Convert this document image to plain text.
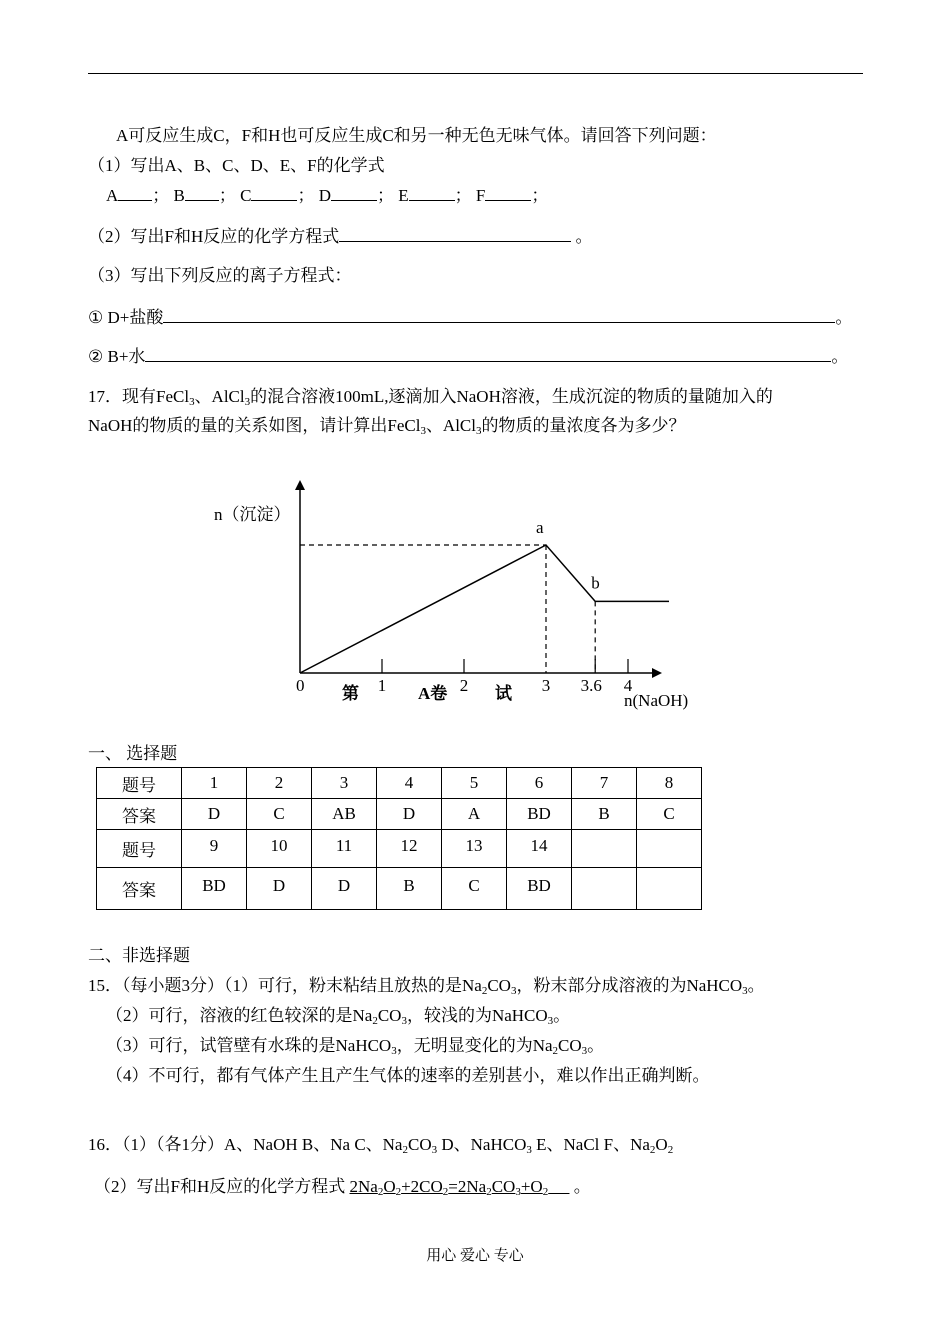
A可反应生成C，F和H也可反应生成C和另一种无色无味气体。请回答下列问题：
（1）写出A、B、C、D、E、F的化学式
A ； B ； C	； D	； E	； F	；
（2）写出F和H反应的化学方程式	。
（3）写出下列反应的离子方程式：
① D+盐酸	。
② B+水	。
17．现有FeCl$_3$、AlCl$_3$的混合溶液100mL,逐滴加入NaOH溶液，生成沉淀的物质的量随加入的
NaOH的物质的量的关系如图，请计算出FeCl$_3$、AlCl$_3$的物质的量浓度各为多少？
n（沉淀）
n(NaOH)
0	1	2	3 3.6 4
a
b
第	A卷	试
一、 选择题
题号	1	2	3	4	5	6	7	8
答案	D	C	AB	D	A	BD	B	C
题号	9	10	11	12	13	14		
答案	BD	D	D	B	C	BD		
二、非选择题
15．（每小题3分）（1）可行，粉末粘结且放热的是$Na_2CO_3$，粉末部分成溶液的为NaHCO$_3$。
（2）可行，溶液的红色较深的是$Na_2CO_3$，较浅的为NaHCO$_3$。
（3）可行，试管壁有水珠的是NaHCO$_3$，无明显变化的为$Na_2CO_3$。
（4）不可行，都有气体产生且产生气体的速率的差别甚小，难以作出正确判断。
16．（1）（各1分）A、NaOH B、Na C、$Na_2CO_3$ D、NaHCO$_3$ E、NaCl F、$Na_2O_2$
（2）写出F和H反应的化学方程式 $2Na_2O_2+2CO_2=2Na_2CO_3+O_2$ 。
用心 爱心 专心
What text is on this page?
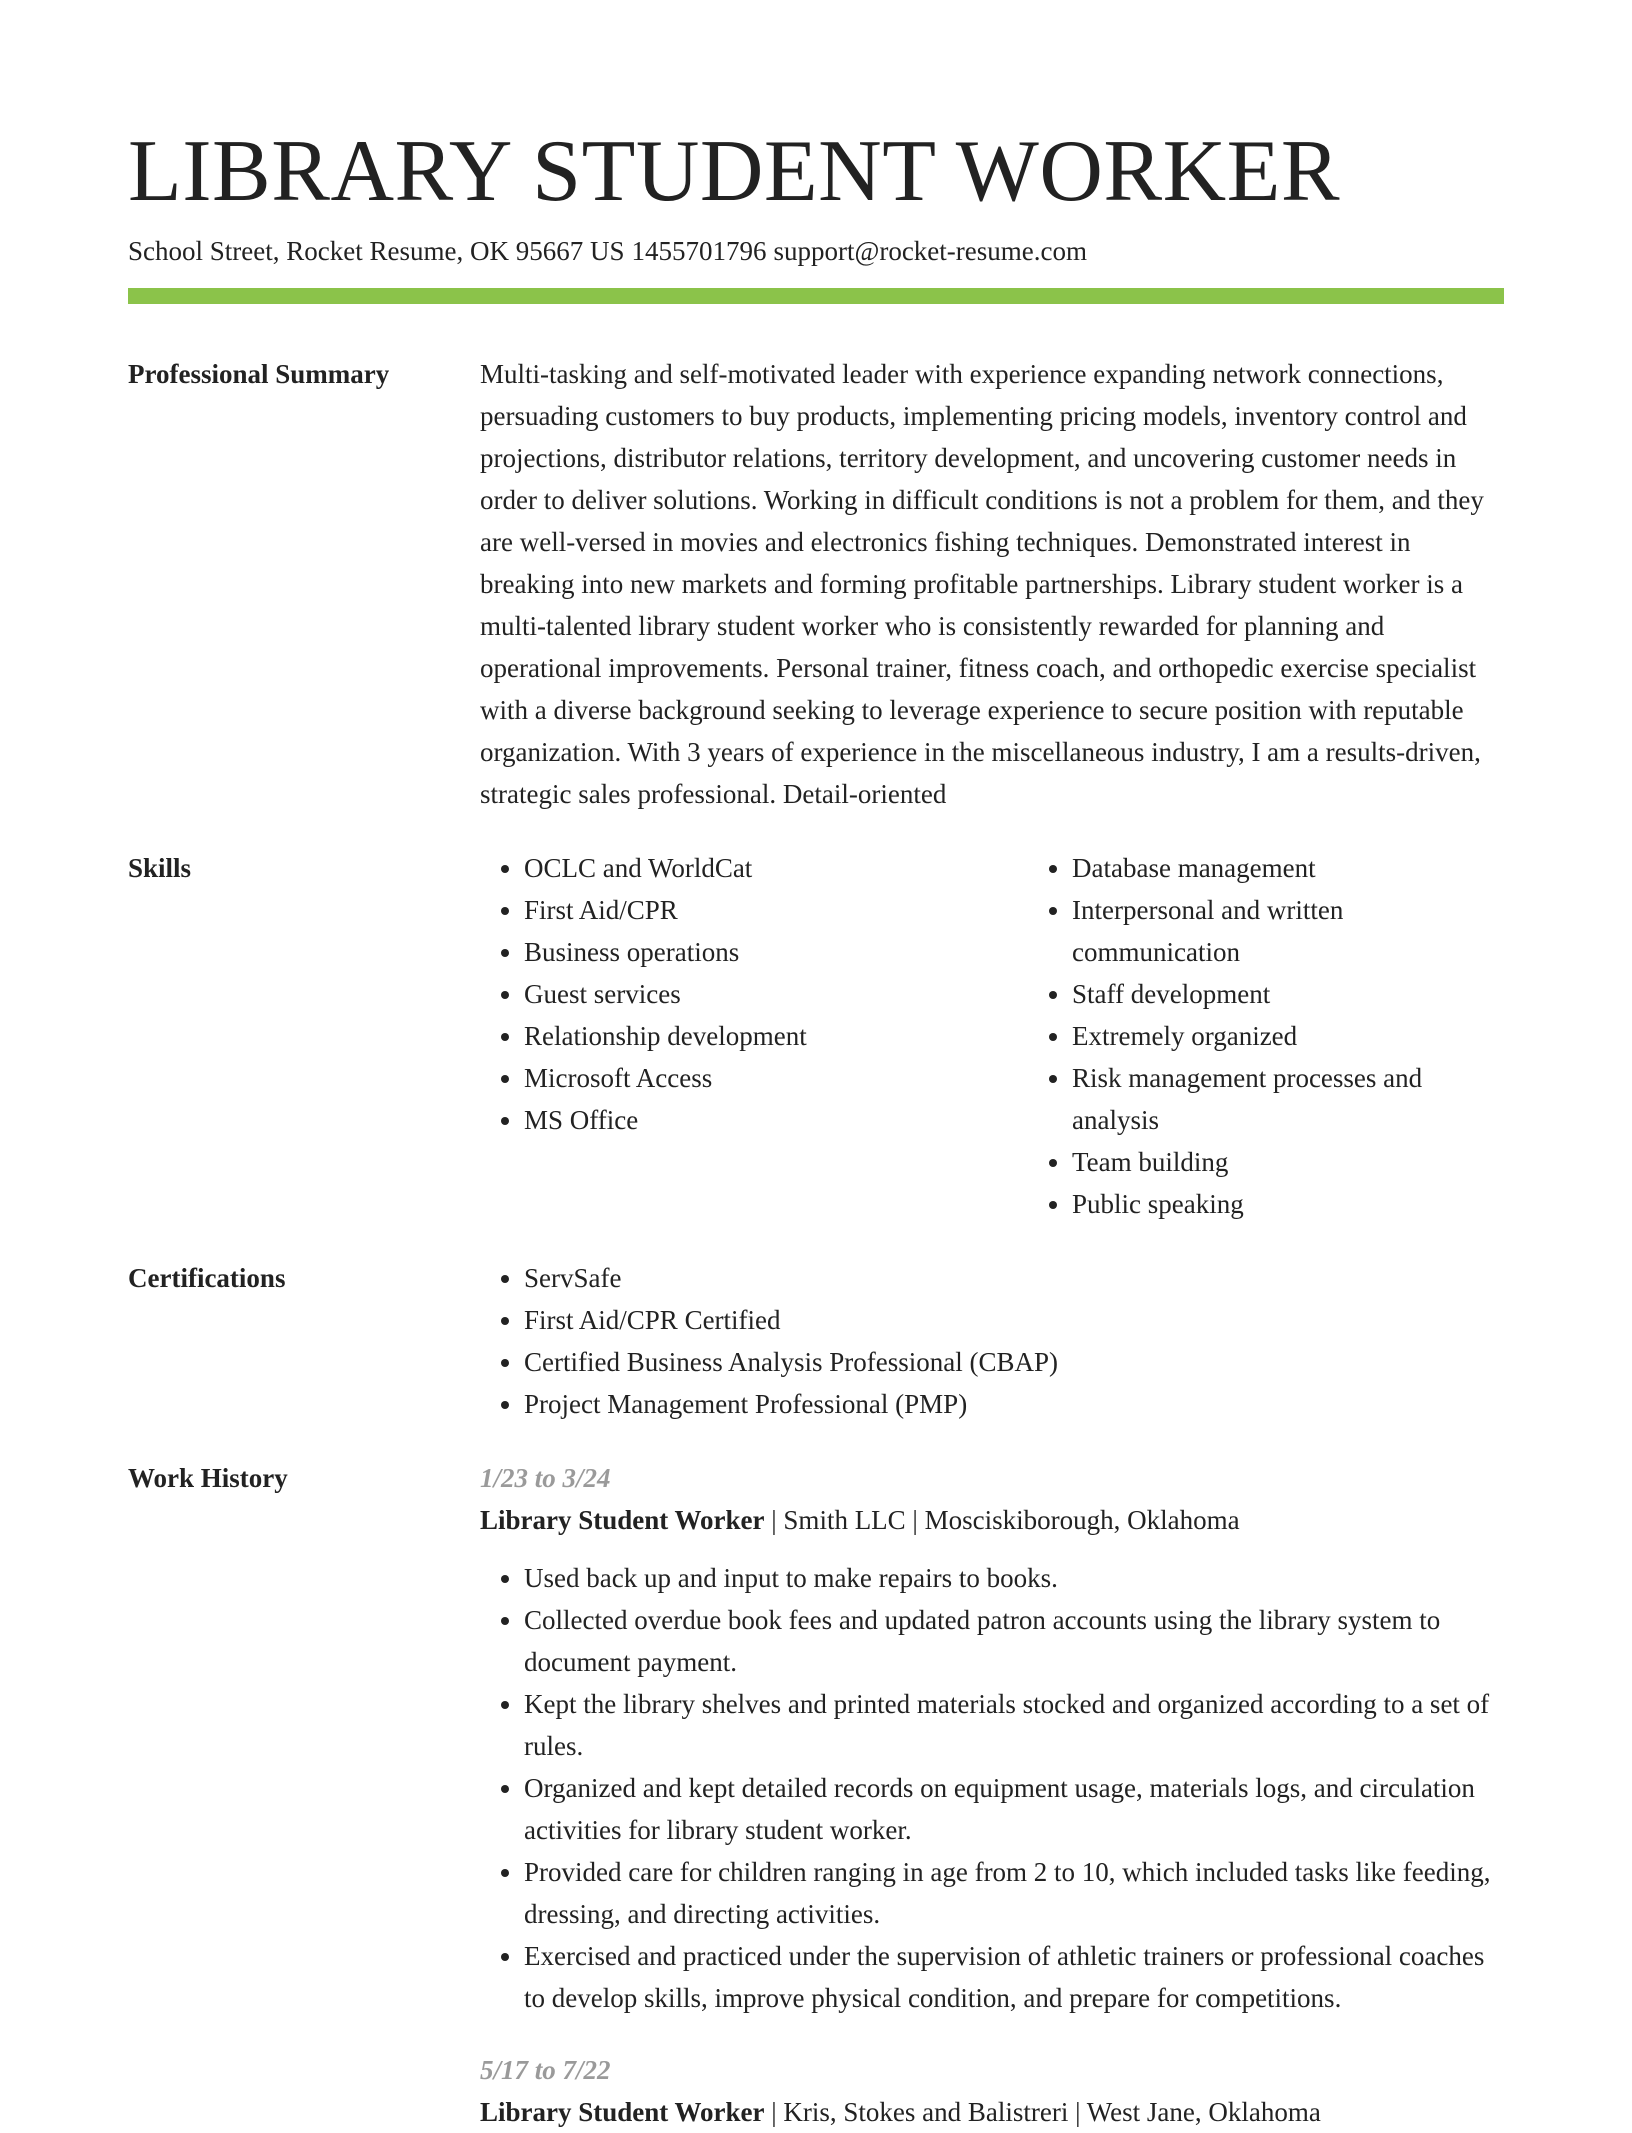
LIBRARY STUDENT WORKER
School Street, Rocket Resume, OK 95667 US 1455701796 support@rocket-resume.com
Professional Summary	Multi-tasking and self-motivated leader with experience expanding network connections, persuading customers to buy products, implementing pricing models, inventory control and projections, distributor relations, territory development, and uncovering customer needs in order to deliver solutions. Working in difficult conditions is not a problem for them, and they are well-versed in movies and electronics fishing techniques. Demonstrated interest in breaking into new markets and forming profitable partnerships. Library student worker is a multi-talented library student worker who is consistently rewarded for planning and operational improvements. Personal trainer, fitness coach, and orthopedic exercise specialist with a diverse background seeking to leverage experience to secure position with reputable organization. With 3 years of experience in the miscellaneous industry, I am a results-driven, strategic sales professional. Detail-oriented
Skills	• OCLC and WorldCat
• First Aid/CPR
• Business operations
• Guest services
• Relationship development
• Microsoft Access
• MS Office
• Database management
• Interpersonal and written communication
• Staff development
• Extremely organized
• Risk management processes and analysis
• Team building
• Public speaking
Certifications	• ServSafe
• First Aid/CPR Certified
• Certified Business Analysis Professional (CBAP)
• Project Management Professional (PMP)
Work History	1/23 to 3/24
Library Student Worker | Smith LLC | Mosciskiborough, Oklahoma
• Used back up and input to make repairs to books.
• Collected overdue book fees and updated patron accounts using the library system to document payment.
• Kept the library shelves and printed materials stocked and organized according to a set of rules.
• Organized and kept detailed records on equipment usage, materials logs, and circulation activities for library student worker.
• Provided care for children ranging in age from 2 to 10, which included tasks like feeding, dressing, and directing activities.
• Exercised and practiced under the supervision of athletic trainers or professional coaches to develop skills, improve physical condition, and prepare for competitions.
5/17 to 7/22
Library Student Worker | Kris, Stokes and Balistreri | West Jane, Oklahoma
★ ★ ★ ★ ★ ★ ★
§ Required work: Gather each line from the listing above that holds "写出F和H反应的化学方程式".

§ Solution:
（2）写出F和H反应的化学方程式	。
（2）写出F和H反应的化学方程式 $2Na_2O_2+2CO_2=2Na_2CO_3+O_2$ 。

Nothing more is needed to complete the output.